Exercise aim »
Make an exact copy of all the data.

Begin

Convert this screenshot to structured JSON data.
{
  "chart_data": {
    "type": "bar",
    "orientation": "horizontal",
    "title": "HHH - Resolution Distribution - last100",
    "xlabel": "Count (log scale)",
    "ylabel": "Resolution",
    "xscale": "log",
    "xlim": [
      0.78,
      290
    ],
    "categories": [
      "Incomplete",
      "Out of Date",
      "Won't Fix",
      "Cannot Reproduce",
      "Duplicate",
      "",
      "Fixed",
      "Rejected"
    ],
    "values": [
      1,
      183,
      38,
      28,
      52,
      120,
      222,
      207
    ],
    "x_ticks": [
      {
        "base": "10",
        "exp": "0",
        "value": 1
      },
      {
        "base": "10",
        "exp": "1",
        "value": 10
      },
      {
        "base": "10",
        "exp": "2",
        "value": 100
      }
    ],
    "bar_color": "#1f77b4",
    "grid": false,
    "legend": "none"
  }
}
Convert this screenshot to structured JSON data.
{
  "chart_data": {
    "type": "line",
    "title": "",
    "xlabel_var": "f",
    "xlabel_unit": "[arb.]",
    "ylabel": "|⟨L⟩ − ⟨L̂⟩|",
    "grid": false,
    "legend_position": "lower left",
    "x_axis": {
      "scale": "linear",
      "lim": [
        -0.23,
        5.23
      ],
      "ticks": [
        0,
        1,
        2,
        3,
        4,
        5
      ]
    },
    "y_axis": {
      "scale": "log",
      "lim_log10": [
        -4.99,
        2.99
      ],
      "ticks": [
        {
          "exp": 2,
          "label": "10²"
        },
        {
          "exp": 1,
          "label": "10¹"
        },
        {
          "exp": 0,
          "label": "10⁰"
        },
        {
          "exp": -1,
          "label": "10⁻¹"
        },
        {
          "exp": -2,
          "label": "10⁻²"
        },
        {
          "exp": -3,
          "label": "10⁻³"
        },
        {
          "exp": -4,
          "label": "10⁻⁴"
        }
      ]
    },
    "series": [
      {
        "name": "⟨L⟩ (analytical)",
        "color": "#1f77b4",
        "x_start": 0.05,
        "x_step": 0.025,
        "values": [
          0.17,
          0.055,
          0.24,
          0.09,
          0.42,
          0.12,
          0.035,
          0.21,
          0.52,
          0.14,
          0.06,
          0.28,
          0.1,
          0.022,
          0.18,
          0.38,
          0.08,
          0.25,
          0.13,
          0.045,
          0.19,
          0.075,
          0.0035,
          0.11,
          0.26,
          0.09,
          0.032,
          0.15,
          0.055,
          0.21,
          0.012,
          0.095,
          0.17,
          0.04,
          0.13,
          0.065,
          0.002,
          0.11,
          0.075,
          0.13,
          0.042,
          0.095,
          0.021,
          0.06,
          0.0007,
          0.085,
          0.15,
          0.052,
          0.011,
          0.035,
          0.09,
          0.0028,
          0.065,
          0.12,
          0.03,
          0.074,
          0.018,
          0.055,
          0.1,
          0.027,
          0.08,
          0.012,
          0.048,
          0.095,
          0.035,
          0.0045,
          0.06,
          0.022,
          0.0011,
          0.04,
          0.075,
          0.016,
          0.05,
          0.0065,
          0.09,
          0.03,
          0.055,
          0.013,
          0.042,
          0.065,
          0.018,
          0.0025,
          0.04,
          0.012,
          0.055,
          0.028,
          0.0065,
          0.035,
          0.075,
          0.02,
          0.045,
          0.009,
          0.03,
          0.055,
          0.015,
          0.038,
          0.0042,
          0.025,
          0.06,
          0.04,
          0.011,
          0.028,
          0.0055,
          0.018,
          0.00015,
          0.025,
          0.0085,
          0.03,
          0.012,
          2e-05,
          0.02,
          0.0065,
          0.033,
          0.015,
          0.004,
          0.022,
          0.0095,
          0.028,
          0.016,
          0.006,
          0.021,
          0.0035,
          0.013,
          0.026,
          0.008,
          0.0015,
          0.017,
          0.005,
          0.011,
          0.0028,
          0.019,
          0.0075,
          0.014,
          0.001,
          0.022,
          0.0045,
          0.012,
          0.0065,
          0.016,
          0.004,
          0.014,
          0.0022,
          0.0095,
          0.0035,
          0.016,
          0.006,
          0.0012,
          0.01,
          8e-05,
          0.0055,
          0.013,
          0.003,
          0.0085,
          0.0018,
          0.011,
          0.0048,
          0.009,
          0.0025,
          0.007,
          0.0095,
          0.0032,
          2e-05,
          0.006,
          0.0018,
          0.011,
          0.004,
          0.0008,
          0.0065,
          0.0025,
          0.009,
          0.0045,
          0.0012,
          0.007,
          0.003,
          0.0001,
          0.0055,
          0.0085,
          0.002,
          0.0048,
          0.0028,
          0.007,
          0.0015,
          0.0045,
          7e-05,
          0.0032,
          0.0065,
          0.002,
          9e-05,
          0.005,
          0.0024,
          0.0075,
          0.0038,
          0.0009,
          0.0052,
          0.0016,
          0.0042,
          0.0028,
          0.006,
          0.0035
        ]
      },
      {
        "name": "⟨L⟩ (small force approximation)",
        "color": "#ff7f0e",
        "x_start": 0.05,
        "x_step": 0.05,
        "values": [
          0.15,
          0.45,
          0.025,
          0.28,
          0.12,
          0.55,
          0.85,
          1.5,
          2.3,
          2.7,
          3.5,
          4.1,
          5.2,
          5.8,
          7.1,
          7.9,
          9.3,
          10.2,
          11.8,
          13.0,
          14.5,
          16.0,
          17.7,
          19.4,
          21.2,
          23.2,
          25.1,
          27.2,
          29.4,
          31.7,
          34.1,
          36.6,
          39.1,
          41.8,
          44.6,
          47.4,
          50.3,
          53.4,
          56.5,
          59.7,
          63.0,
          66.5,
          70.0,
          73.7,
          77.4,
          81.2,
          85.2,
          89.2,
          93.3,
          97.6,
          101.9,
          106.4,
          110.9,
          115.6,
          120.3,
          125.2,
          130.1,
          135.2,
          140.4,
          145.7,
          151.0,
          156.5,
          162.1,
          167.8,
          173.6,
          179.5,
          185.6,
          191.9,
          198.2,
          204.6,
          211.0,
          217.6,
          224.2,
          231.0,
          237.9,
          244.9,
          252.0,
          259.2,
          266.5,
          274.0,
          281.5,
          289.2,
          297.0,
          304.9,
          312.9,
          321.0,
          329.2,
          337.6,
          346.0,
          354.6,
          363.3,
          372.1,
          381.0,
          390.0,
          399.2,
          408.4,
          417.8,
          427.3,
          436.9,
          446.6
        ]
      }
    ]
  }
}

End

Task output »
Convert this screenshot to structured JSON data.
{
  "chart_data": {
    "type": "bar",
    "orientation": "horizontal",
    "title": "HHH - Resolution Distribution - last100",
    "xlabel": "Count (log scale)",
    "ylabel": "Resolution",
    "xscale": "log",
    "xlim": [
      0.78,
      290
    ],
    "categories": [
      "Incomplete",
      "Out of Date",
      "Won't Fix",
      "Cannot Reproduce",
      "Duplicate",
      "",
      "Fixed",
      "Rejected"
    ],
    "values": [
      1,
      183,
      38,
      28,
      52,
      120,
      222,
      207
    ],
    "x_ticks": [
      {
        "base": "10",
        "exp": "0",
        "value": 1
      },
      {
        "base": "10",
        "exp": "1",
        "value": 10
      },
      {
        "base": "10",
        "exp": "2",
        "value": 100
      }
    ],
    "bar_color": "#1f77b4",
    "grid": false,
    "legend": "none"
  }
}
Convert this screenshot to structured JSON data.
{
  "chart_data": {
    "type": "line",
    "title": "",
    "xlabel_var": "f",
    "xlabel_unit": "[arb.]",
    "ylabel": "|⟨L⟩ − ⟨L̂⟩|",
    "grid": false,
    "legend_position": "lower left",
    "x_axis": {
      "scale": "linear",
      "lim": [
        -0.23,
        5.23
      ],
      "ticks": [
        0,
        1,
        2,
        3,
        4,
        5
      ]
    },
    "y_axis": {
      "scale": "log",
      "lim_log10": [
        -4.99,
        2.99
      ],
      "ticks": [
        {
          "exp": 2,
          "label": "10²"
        },
        {
          "exp": 1,
          "label": "10¹"
        },
        {
          "exp": 0,
          "label": "10⁰"
        },
        {
          "exp": -1,
          "label": "10⁻¹"
        },
        {
          "exp": -2,
          "label": "10⁻²"
        },
        {
          "exp": -3,
          "label": "10⁻³"
        },
        {
          "exp": -4,
          "label": "10⁻⁴"
        }
      ]
    },
    "series": [
      {
        "name": "⟨L⟩ (analytical)",
        "color": "#1f77b4",
        "x_start": 0.05,
        "x_step": 0.025,
        "values": [
          0.17,
          0.055,
          0.24,
          0.09,
          0.42,
          0.12,
          0.035,
          0.21,
          0.52,
          0.14,
          0.06,
          0.28,
          0.1,
          0.022,
          0.18,
          0.38,
          0.08,
          0.25,
          0.13,
          0.045,
          0.19,
          0.075,
          0.0035,
          0.11,
          0.26,
          0.09,
          0.032,
          0.15,
          0.055,
          0.21,
          0.012,
          0.095,
          0.17,
          0.04,
          0.13,
          0.065,
          0.002,
          0.11,
          0.075,
          0.13,
          0.042,
          0.095,
          0.021,
          0.06,
          0.0007,
          0.085,
          0.15,
          0.052,
          0.011,
          0.035,
          0.09,
          0.0028,
          0.065,
          0.12,
          0.03,
          0.074,
          0.018,
          0.055,
          0.1,
          0.027,
          0.08,
          0.012,
          0.048,
          0.095,
          0.035,
          0.0045,
          0.06,
          0.022,
          0.0011,
          0.04,
          0.075,
          0.016,
          0.05,
          0.0065,
          0.09,
          0.03,
          0.055,
          0.013,
          0.042,
          0.065,
          0.018,
          0.0025,
          0.04,
          0.012,
          0.055,
          0.028,
          0.0065,
          0.035,
          0.075,
          0.02,
          0.045,
          0.009,
          0.03,
          0.055,
          0.015,
          0.038,
          0.0042,
          0.025,
          0.06,
          0.04,
          0.011,
          0.028,
          0.0055,
          0.018,
          0.00015,
          0.025,
          0.0085,
          0.03,
          0.012,
          2e-05,
          0.02,
          0.0065,
          0.033,
          0.015,
          0.004,
          0.022,
          0.0095,
          0.028,
          0.016,
          0.006,
          0.021,
          0.0035,
          0.013,
          0.026,
          0.008,
          0.0015,
          0.017,
          0.005,
          0.011,
          0.0028,
          0.019,
          0.0075,
          0.014,
          0.001,
          0.022,
          0.0045,
          0.012,
          0.0065,
          0.016,
          0.004,
          0.014,
          0.0022,
          0.0095,
          0.0035,
          0.016,
          0.006,
          0.0012,
          0.01,
          8e-05,
          0.0055,
          0.013,
          0.003,
          0.0085,
          0.0018,
          0.011,
          0.0048,
          0.009,
          0.0025,
          0.007,
          0.0095,
          0.0032,
          2e-05,
          0.006,
          0.0018,
          0.011,
          0.004,
          0.0008,
          0.0065,
          0.0025,
          0.009,
          0.0045,
          0.0012,
          0.007,
          0.003,
          0.0001,
          0.0055,
          0.0085,
          0.002,
          0.0048,
          0.0028,
          0.007,
          0.0015,
          0.0045,
          7e-05,
          0.0032,
          0.0065,
          0.002,
          9e-05,
          0.005,
          0.0024,
          0.0075,
          0.0038,
          0.0009,
          0.0052,
          0.0016,
          0.0042,
          0.0028,
          0.006,
          0.0035
        ]
      },
      {
        "name": "⟨L⟩ (small force approximation)",
        "color": "#ff7f0e",
        "x_start": 0.05,
        "x_step": 0.05,
        "values": [
          0.15,
          0.45,
          0.025,
          0.28,
          0.12,
          0.55,
          0.85,
          1.5,
          2.3,
          2.7,
          3.5,
          4.1,
          5.2,
          5.8,
          7.1,
          7.9,
          9.3,
          10.2,
          11.8,
          13.0,
          14.5,
          16.0,
          17.7,
          19.4,
          21.2,
          23.2,
          25.1,
          27.2,
          29.4,
          31.7,
          34.1,
          36.6,
          39.1,
          41.8,
          44.6,
          47.4,
          50.3,
          53.4,
          56.5,
          59.7,
          63.0,
          66.5,
          70.0,
          73.7,
          77.4,
          81.2,
          85.2,
          89.2,
          93.3,
          97.6,
          101.9,
          106.4,
          110.9,
          115.6,
          120.3,
          125.2,
          130.1,
          135.2,
          140.4,
          145.7,
          151.0,
          156.5,
          162.1,
          167.8,
          173.6,
          179.5,
          185.6,
          191.9,
          198.2,
          204.6,
          211.0,
          217.6,
          224.2,
          231.0,
          237.9,
          244.9,
          252.0,
          259.2,
          266.5,
          274.0,
          281.5,
          289.2,
          297.0,
          304.9,
          312.9,
          321.0,
          329.2,
          337.6,
          346.0,
          354.6,
          363.3,
          372.1,
          381.0,
          390.0,
          399.2,
          408.4,
          417.8,
          427.3,
          436.9,
          446.6
        ]
      }
    ]
  }
}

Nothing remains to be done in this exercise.